Saved entries:
= = = = =

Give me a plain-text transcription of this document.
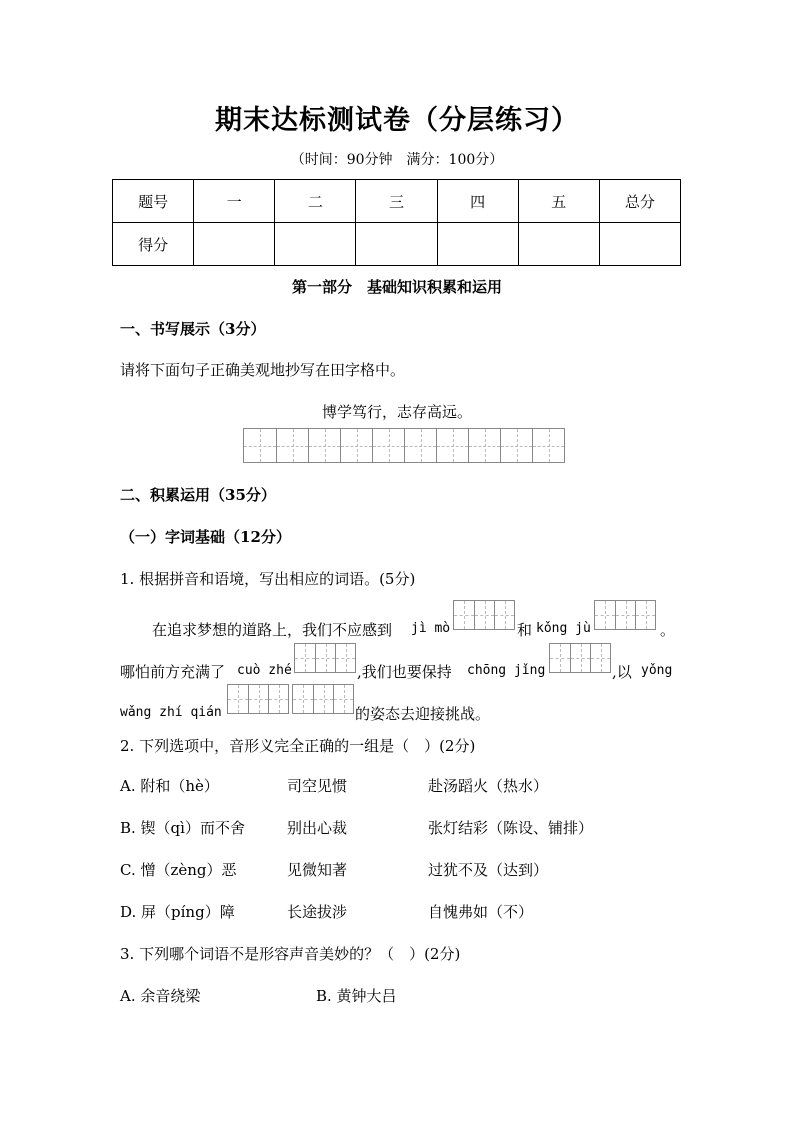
期末达标测试卷（分层练习）
（时间：90分钟　满分：100分）
题号	一	二	三	四	五	总分
得分						
第一部分　基础知识积累和运用
一、书写展示（3分）
请将下面句子正确美观地抄写在田字格中。
博学笃行，志存高远。
二、积累运用（35分）
（一）字词基础（12分）
1. 根据拼音和语境，写出相应的词语。(5分)
在追求梦想的道路上，我们不应感到 jì mò	和 kǒng jù	。
哪怕前方充满了 cuò zhé	,我们也要保持 chōng jǐng	,以 yǒng
wǎng zhí qián	的姿态去迎接挑战。
2. 下列选项中，音形义完全正确的一组是（　）(2分)
A. 附和（hè）	司空见惯	赴汤蹈火（热水）
B. 锲（qì）而不舍	别出心裁	张灯结彩（陈设、铺排）
C. 憎（zèng）恶	见微知著	过犹不及（达到）
D. 屏（píng）障	长途拔涉	自愧弗如（不）
3. 下列哪个词语不是形容声音美妙的？（　）(2分)
A. 余音绕梁	B. 黄钟大吕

= = = = =

• [Exercise aim]
Repeat the listing verbatim. Skip the pictures.

• [Solution to this task]
Give me a plain-text transcription of this document.
期末达标测试卷（分层练习）
（时间：90分钟　满分：100分）
题号	一	二	三	四	五	总分
得分						
第一部分　基础知识积累和运用
一、书写展示（3分）
请将下面句子正确美观地抄写在田字格中。
博学笃行，志存高远。
二、积累运用（35分）
（一）字词基础（12分）
1. 根据拼音和语境，写出相应的词语。(5分)
在追求梦想的道路上，我们不应感到 jì mò	和 kǒng jù	。
哪怕前方充满了 cuò zhé	,我们也要保持 chōng jǐng	,以 yǒng
wǎng zhí qián	的姿态去迎接挑战。
2. 下列选项中，音形义完全正确的一组是（　）(2分)
A. 附和（hè）	司空见惯	赴汤蹈火（热水）
B. 锲（qì）而不舍	别出心裁	张灯结彩（陈设、铺排）
C. 憎（zèng）恶	见微知著	过犹不及（达到）
D. 屏（píng）障	长途拔涉	自愧弗如（不）
3. 下列哪个词语不是形容声音美妙的？（　）(2分)
A. 余音绕梁	B. 黄钟大吕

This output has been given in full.